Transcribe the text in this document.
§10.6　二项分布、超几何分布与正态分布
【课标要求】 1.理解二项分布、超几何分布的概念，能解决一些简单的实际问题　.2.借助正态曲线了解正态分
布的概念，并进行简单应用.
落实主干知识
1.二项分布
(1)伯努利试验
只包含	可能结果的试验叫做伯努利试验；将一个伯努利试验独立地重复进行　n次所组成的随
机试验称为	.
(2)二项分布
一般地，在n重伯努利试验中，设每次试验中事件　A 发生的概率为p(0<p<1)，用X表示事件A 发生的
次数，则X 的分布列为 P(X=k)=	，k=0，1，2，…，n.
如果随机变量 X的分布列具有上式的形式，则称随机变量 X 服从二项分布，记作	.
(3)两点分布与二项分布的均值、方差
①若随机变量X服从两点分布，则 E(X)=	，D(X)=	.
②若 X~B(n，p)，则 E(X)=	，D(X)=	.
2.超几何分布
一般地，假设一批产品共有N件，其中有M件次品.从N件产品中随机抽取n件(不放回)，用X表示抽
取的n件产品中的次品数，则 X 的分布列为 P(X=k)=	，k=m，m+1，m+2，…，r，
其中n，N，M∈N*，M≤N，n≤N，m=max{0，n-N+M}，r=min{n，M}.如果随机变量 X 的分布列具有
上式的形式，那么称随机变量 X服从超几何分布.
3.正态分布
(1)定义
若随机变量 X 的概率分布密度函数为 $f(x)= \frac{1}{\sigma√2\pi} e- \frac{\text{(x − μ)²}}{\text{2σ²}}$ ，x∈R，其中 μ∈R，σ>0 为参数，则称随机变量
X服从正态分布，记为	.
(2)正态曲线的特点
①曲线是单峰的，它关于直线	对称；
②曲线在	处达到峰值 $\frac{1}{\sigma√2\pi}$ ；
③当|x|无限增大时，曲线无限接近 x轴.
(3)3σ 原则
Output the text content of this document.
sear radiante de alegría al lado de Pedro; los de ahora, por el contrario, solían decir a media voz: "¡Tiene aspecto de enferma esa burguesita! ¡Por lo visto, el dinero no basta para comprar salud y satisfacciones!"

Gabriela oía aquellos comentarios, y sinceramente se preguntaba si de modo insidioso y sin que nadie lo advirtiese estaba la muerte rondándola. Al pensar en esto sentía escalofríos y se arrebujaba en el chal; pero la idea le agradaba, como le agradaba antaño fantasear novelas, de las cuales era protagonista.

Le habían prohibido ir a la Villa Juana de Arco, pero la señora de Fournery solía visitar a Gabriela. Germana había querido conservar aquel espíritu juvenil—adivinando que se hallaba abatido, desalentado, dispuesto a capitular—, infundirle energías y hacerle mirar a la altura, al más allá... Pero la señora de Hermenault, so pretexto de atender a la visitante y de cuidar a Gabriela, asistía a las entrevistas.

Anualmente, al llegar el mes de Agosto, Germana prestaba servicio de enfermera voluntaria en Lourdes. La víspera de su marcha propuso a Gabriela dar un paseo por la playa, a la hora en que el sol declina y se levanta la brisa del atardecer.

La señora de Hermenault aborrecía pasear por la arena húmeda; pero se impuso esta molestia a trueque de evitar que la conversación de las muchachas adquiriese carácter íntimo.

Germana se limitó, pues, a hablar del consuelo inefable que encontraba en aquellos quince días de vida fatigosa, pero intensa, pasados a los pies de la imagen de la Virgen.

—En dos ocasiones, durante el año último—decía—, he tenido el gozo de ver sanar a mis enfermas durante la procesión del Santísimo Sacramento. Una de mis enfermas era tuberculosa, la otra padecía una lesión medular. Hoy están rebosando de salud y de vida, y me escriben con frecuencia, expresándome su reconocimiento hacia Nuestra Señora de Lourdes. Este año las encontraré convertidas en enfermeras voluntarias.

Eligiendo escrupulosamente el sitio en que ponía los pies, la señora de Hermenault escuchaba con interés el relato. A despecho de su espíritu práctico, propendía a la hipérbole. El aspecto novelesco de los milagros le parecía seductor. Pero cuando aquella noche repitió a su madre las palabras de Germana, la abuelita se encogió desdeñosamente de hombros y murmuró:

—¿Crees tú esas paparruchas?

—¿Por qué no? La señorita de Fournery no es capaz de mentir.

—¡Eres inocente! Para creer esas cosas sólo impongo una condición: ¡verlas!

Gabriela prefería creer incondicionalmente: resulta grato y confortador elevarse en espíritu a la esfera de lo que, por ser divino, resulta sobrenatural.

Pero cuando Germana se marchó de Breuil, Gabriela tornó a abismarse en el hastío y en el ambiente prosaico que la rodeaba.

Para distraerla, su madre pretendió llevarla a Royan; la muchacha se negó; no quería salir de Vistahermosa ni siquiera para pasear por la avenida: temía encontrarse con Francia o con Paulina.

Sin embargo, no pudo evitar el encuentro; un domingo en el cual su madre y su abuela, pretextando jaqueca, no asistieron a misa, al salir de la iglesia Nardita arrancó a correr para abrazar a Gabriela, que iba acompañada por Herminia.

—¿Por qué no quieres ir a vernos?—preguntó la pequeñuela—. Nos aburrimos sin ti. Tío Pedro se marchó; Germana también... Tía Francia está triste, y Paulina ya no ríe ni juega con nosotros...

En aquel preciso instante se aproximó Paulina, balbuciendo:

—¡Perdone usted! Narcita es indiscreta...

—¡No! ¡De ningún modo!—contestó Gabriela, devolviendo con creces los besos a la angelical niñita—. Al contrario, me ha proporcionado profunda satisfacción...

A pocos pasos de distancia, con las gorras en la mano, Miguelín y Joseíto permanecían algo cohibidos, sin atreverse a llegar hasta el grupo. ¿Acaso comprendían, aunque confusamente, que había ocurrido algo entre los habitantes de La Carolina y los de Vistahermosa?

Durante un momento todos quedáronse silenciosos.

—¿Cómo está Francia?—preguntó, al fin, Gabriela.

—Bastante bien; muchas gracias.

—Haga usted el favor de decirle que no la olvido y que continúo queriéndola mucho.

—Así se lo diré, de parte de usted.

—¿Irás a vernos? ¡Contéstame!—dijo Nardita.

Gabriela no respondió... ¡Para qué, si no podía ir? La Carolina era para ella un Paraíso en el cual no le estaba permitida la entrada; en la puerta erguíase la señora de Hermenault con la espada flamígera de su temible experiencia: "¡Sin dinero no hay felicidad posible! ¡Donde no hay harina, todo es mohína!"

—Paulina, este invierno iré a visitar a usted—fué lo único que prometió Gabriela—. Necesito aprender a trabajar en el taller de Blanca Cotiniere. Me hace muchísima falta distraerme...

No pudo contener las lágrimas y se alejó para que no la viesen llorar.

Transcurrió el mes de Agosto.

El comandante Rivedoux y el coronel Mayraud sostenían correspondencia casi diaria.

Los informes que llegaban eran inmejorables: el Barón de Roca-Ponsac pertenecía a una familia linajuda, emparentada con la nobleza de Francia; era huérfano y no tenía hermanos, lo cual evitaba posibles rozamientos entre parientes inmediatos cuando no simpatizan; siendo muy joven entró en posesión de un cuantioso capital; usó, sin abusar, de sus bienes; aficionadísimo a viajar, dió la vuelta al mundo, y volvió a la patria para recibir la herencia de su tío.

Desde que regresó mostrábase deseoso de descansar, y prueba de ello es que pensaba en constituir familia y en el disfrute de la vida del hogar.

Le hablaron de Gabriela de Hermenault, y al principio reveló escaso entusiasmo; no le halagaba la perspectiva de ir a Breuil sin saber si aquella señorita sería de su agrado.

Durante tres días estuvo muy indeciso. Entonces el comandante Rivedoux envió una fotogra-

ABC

____________

▶ **WHAT THE EXERCISE ASKS**: Restate the whole of the material exactly.

▶ **EXERCISE RESPONSE**:
Transcribe the text in this document.
§10.6　二项分布、超几何分布与正态分布
【课标要求】 1.理解二项分布、超几何分布的概念，能解决一些简单的实际问题　.2.借助正态曲线了解正态分
布的概念，并进行简单应用.
落实主干知识
1.二项分布
(1)伯努利试验
只包含	可能结果的试验叫做伯努利试验；将一个伯努利试验独立地重复进行　n次所组成的随
机试验称为	.
(2)二项分布
一般地，在n重伯努利试验中，设每次试验中事件　A 发生的概率为p(0<p<1)，用X表示事件A 发生的
次数，则X 的分布列为 P(X=k)=	，k=0，1，2，…，n.
如果随机变量 X的分布列具有上式的形式，则称随机变量 X 服从二项分布，记作	.
(3)两点分布与二项分布的均值、方差
①若随机变量X服从两点分布，则 E(X)=	，D(X)=	.
②若 X~B(n，p)，则 E(X)=	，D(X)=	.
2.超几何分布
一般地，假设一批产品共有N件，其中有M件次品.从N件产品中随机抽取n件(不放回)，用X表示抽
取的n件产品中的次品数，则 X 的分布列为 P(X=k)=	，k=m，m+1，m+2，…，r，
其中n，N，M∈N*，M≤N，n≤N，m=max{0，n-N+M}，r=min{n，M}.如果随机变量 X 的分布列具有
上式的形式，那么称随机变量 X服从超几何分布.
3.正态分布
(1)定义
若随机变量 X 的概率分布密度函数为 $f(x)= \frac{1}{\sigma√2\pi} e- \frac{\text{(x − μ)²}}{\text{2σ²}}$ ，x∈R，其中 μ∈R，σ>0 为参数，则称随机变量
X服从正态分布，记为	.
(2)正态曲线的特点
①曲线是单峰的，它关于直线	对称；
②曲线在	处达到峰值 $\frac{1}{\sigma√2\pi}$ ；
③当|x|无限增大时，曲线无限接近 x轴.
(3)3σ 原则
Output the text content of this document.
sear radiante de alegría al lado de Pedro; los de ahora, por el contrario, solían decir a media voz: "¡Tiene aspecto de enferma esa burguesita! ¡Por lo visto, el dinero no basta para comprar salud y satisfacciones!"

Gabriela oía aquellos comentarios, y sinceramente se preguntaba si de modo insidioso y sin que nadie lo advirtiese estaba la muerte rondándola. Al pensar en esto sentía escalofríos y se arrebujaba en el chal; pero la idea le agradaba, como le agradaba antaño fantasear novelas, de las cuales era protagonista.

Le habían prohibido ir a la Villa Juana de Arco, pero la señora de Fournery solía visitar a Gabriela. Germana había querido conservar aquel espíritu juvenil—adivinando que se hallaba abatido, desalentado, dispuesto a capitular—, infundirle energías y hacerle mirar a la altura, al más allá... Pero la señora de Hermenault, so pretexto de atender a la visitante y de cuidar a Gabriela, asistía a las entrevistas.

Anualmente, al llegar el mes de Agosto, Germana prestaba servicio de enfermera voluntaria en Lourdes. La víspera de su marcha propuso a Gabriela dar un paseo por la playa, a la hora en que el sol declina y se levanta la brisa del atardecer.

La señora de Hermenault aborrecía pasear por la arena húmeda; pero se impuso esta molestia a trueque de evitar que la conversación de las muchachas adquiriese carácter íntimo.

Germana se limitó, pues, a hablar del consuelo inefable que encontraba en aquellos quince días de vida fatigosa, pero intensa, pasados a los pies de la imagen de la Virgen.

—En dos ocasiones, durante el año último—decía—, he tenido el gozo de ver sanar a mis enfermas durante la procesión del Santísimo Sacramento. Una de mis enfermas era tuberculosa, la otra padecía una lesión medular. Hoy están rebosando de salud y de vida, y me escriben con frecuencia, expresándome su reconocimiento hacia Nuestra Señora de Lourdes. Este año las encontraré convertidas en enfermeras voluntarias.

Eligiendo escrupulosamente el sitio en que ponía los pies, la señora de Hermenault escuchaba con interés el relato. A despecho de su espíritu práctico, propendía a la hipérbole. El aspecto novelesco de los milagros le parecía seductor. Pero cuando aquella noche repitió a su madre las palabras de Germana, la abuelita se encogió desdeñosamente de hombros y murmuró:

—¿Crees tú esas paparruchas?

—¿Por qué no? La señorita de Fournery no es capaz de mentir.

—¡Eres inocente! Para creer esas cosas sólo impongo una condición: ¡verlas!

Gabriela prefería creer incondicionalmente: resulta grato y confortador elevarse en espíritu a la esfera de lo que, por ser divino, resulta sobrenatural.

Pero cuando Germana se marchó de Breuil, Gabriela tornó a abismarse en el hastío y en el ambiente prosaico que la rodeaba.

Para distraerla, su madre pretendió llevarla a Royan; la muchacha se negó; no quería salir de Vistahermosa ni siquiera para pasear por la avenida: temía encontrarse con Francia o con Paulina.

Sin embargo, no pudo evitar el encuentro; un domingo en el cual su madre y su abuela, pretextando jaqueca, no asistieron a misa, al salir de la iglesia Nardita arrancó a correr para abrazar a Gabriela, que iba acompañada por Herminia.

—¿Por qué no quieres ir a vernos?—preguntó la pequeñuela—. Nos aburrimos sin ti. Tío Pedro se marchó; Germana también... Tía Francia está triste, y Paulina ya no ríe ni juega con nosotros...

En aquel preciso instante se aproximó Paulina, balbuciendo:

—¡Perdone usted! Narcita es indiscreta...

—¡No! ¡De ningún modo!—contestó Gabriela, devolviendo con creces los besos a la angelical niñita—. Al contrario, me ha proporcionado profunda satisfacción...

A pocos pasos de distancia, con las gorras en la mano, Miguelín y Joseíto permanecían algo cohibidos, sin atreverse a llegar hasta el grupo. ¿Acaso comprendían, aunque confusamente, que había ocurrido algo entre los habitantes de La Carolina y los de Vistahermosa?

Durante un momento todos quedáronse silenciosos.

—¿Cómo está Francia?—preguntó, al fin, Gabriela.

—Bastante bien; muchas gracias.

—Haga usted el favor de decirle que no la olvido y que continúo queriéndola mucho.

—Así se lo diré, de parte de usted.

—¿Irás a vernos? ¡Contéstame!—dijo Nardita.

Gabriela no respondió... ¡Para qué, si no podía ir? La Carolina era para ella un Paraíso en el cual no le estaba permitida la entrada; en la puerta erguíase la señora de Hermenault con la espada flamígera de su temible experiencia: "¡Sin dinero no hay felicidad posible! ¡Donde no hay harina, todo es mohína!"

—Paulina, este invierno iré a visitar a usted—fué lo único que prometió Gabriela—. Necesito aprender a trabajar en el taller de Blanca Cotiniere. Me hace muchísima falta distraerme...

No pudo contener las lágrimas y se alejó para que no la viesen llorar.

Transcurrió el mes de Agosto.

El comandante Rivedoux y el coronel Mayraud sostenían correspondencia casi diaria.

Los informes que llegaban eran inmejorables: el Barón de Roca-Ponsac pertenecía a una familia linajuda, emparentada con la nobleza de Francia; era huérfano y no tenía hermanos, lo cual evitaba posibles rozamientos entre parientes inmediatos cuando no simpatizan; siendo muy joven entró en posesión de un cuantioso capital; usó, sin abusar, de sus bienes; aficionadísimo a viajar, dió la vuelta al mundo, y volvió a la patria para recibir la herencia de su tío.

Desde que regresó mostrábase deseoso de descansar, y prueba de ello es que pensaba en constituir familia y en el disfrute de la vida del hogar.

Le hablaron de Gabriela de Hermenault, y al principio reveló escaso entusiasmo; no le halagaba la perspectiva de ir a Breuil sin saber si aquella señorita sería de su agrado.

Durante tres días estuvo muy indeciso. Entonces el comandante Rivedoux envió una fotogra-

ABC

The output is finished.